Exercise aim | Each line that holds the word "Briat" counts once; report how many lines do so and nothing else.

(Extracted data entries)

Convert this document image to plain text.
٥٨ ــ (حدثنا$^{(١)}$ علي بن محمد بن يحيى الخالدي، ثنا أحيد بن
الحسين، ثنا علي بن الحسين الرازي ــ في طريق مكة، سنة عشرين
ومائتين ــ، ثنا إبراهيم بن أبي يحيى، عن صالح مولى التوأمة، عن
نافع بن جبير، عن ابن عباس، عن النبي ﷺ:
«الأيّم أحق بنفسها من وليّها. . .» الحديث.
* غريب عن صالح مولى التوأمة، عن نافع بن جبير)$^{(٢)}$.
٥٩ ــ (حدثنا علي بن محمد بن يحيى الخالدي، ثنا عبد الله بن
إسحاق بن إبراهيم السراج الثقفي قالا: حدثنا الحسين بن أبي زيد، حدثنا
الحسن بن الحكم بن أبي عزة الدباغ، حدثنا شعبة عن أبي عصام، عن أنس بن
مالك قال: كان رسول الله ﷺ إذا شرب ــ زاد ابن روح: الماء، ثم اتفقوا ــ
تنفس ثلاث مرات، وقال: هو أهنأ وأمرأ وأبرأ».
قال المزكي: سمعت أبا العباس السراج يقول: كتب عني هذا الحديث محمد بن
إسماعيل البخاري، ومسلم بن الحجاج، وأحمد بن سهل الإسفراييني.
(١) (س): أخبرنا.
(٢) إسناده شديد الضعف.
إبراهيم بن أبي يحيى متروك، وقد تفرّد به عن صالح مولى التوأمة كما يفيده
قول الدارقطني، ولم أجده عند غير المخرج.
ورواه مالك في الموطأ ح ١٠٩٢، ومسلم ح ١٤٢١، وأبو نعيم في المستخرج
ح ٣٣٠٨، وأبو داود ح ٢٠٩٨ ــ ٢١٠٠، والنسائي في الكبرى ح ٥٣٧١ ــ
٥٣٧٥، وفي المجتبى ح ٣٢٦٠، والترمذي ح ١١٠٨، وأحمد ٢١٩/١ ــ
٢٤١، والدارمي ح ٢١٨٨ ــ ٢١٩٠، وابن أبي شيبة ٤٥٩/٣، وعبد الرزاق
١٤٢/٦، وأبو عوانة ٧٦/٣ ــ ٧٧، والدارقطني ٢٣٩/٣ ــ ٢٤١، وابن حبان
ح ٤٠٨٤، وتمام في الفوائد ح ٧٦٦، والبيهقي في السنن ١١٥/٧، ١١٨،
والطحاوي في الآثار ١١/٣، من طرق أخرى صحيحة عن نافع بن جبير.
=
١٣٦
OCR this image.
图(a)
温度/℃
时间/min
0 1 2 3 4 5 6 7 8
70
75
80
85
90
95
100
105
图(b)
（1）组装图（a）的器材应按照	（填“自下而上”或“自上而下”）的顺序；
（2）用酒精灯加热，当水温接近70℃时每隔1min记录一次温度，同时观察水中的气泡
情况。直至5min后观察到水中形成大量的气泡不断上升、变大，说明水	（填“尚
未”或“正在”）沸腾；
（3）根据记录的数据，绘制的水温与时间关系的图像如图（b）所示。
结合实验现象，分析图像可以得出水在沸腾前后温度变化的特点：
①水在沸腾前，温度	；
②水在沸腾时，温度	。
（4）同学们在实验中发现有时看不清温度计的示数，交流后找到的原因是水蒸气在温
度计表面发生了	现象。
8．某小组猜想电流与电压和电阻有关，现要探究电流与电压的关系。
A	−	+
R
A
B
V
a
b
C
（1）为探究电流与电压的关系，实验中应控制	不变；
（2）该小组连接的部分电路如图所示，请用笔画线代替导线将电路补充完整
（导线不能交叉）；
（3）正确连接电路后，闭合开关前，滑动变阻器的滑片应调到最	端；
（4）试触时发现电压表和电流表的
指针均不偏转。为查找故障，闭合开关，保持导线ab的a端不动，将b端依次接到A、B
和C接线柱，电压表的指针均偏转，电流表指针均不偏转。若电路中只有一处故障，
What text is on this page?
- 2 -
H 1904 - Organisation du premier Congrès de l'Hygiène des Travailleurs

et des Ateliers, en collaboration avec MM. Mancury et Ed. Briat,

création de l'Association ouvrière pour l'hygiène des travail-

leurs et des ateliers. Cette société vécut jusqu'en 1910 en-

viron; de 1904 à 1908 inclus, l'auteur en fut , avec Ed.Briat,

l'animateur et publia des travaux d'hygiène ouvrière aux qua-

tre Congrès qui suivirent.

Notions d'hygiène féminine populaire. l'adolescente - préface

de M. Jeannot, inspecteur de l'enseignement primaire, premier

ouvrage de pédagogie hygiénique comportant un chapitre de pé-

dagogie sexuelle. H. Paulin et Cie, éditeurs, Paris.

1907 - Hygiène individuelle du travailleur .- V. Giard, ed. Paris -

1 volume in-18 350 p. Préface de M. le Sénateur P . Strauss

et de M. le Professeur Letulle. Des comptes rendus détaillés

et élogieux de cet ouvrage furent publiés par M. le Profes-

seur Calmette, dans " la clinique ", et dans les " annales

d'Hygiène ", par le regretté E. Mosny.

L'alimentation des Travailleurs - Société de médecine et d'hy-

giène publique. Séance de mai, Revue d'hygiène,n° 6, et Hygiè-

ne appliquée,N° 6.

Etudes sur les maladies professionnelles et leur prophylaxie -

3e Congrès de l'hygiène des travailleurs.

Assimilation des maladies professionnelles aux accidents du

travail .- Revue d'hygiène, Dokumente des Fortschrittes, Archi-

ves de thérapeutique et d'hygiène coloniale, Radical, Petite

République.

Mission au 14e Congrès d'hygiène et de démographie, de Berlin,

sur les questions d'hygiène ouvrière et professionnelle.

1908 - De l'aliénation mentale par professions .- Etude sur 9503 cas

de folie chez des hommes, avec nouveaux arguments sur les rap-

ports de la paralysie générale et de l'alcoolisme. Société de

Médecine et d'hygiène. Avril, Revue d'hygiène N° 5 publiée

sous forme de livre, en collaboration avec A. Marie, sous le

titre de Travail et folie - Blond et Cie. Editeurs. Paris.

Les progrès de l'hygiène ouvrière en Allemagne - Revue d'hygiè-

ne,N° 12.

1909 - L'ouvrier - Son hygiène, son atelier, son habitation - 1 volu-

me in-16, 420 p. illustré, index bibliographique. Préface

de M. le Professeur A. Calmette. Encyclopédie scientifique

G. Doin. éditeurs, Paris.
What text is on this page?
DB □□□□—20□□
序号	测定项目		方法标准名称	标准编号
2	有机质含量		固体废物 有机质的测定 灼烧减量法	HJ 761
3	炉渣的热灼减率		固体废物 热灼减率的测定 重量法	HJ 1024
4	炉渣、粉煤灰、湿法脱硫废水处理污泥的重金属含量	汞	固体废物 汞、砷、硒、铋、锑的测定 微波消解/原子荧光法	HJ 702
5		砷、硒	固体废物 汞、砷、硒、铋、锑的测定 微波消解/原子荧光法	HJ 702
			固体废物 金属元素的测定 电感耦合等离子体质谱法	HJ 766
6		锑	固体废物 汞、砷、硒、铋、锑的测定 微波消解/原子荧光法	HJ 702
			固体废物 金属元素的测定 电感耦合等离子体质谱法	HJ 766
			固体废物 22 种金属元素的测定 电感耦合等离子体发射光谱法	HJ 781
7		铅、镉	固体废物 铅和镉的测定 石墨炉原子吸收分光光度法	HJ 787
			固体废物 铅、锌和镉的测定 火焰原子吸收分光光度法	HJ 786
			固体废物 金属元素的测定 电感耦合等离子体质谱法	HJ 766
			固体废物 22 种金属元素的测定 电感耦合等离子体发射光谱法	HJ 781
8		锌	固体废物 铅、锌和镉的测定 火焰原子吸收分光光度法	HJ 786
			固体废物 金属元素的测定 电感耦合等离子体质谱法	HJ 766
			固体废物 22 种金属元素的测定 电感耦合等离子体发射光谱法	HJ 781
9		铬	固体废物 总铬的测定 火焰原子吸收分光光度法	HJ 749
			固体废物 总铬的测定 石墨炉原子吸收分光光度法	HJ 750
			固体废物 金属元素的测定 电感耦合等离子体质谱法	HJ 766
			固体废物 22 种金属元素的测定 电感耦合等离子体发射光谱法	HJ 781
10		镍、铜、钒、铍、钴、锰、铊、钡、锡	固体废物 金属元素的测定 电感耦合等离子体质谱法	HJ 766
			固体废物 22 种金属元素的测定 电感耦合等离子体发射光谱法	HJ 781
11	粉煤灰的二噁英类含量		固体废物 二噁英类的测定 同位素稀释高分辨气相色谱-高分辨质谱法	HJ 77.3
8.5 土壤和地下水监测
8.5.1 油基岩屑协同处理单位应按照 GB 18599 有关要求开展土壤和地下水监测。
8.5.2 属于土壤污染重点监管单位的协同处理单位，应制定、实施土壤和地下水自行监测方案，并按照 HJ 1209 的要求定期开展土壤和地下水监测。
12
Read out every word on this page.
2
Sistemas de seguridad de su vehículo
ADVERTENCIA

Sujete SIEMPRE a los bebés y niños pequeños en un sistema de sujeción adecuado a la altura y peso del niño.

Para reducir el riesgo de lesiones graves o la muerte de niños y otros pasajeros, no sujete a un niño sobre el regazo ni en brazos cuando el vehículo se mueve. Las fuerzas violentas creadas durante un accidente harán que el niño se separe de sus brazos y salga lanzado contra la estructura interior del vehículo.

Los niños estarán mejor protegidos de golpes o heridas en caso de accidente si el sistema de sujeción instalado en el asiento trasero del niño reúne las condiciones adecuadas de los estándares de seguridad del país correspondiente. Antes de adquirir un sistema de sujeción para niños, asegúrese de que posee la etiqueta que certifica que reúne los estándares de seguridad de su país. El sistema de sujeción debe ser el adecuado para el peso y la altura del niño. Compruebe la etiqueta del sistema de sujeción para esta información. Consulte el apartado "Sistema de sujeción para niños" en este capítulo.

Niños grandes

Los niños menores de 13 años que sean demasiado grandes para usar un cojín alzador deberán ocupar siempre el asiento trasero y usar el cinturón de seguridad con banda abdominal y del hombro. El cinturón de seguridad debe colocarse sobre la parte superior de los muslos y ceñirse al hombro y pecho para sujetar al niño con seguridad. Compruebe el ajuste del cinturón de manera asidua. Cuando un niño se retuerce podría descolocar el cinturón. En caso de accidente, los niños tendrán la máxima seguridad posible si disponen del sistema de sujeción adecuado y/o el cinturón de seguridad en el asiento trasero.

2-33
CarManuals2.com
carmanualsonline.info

In response | 2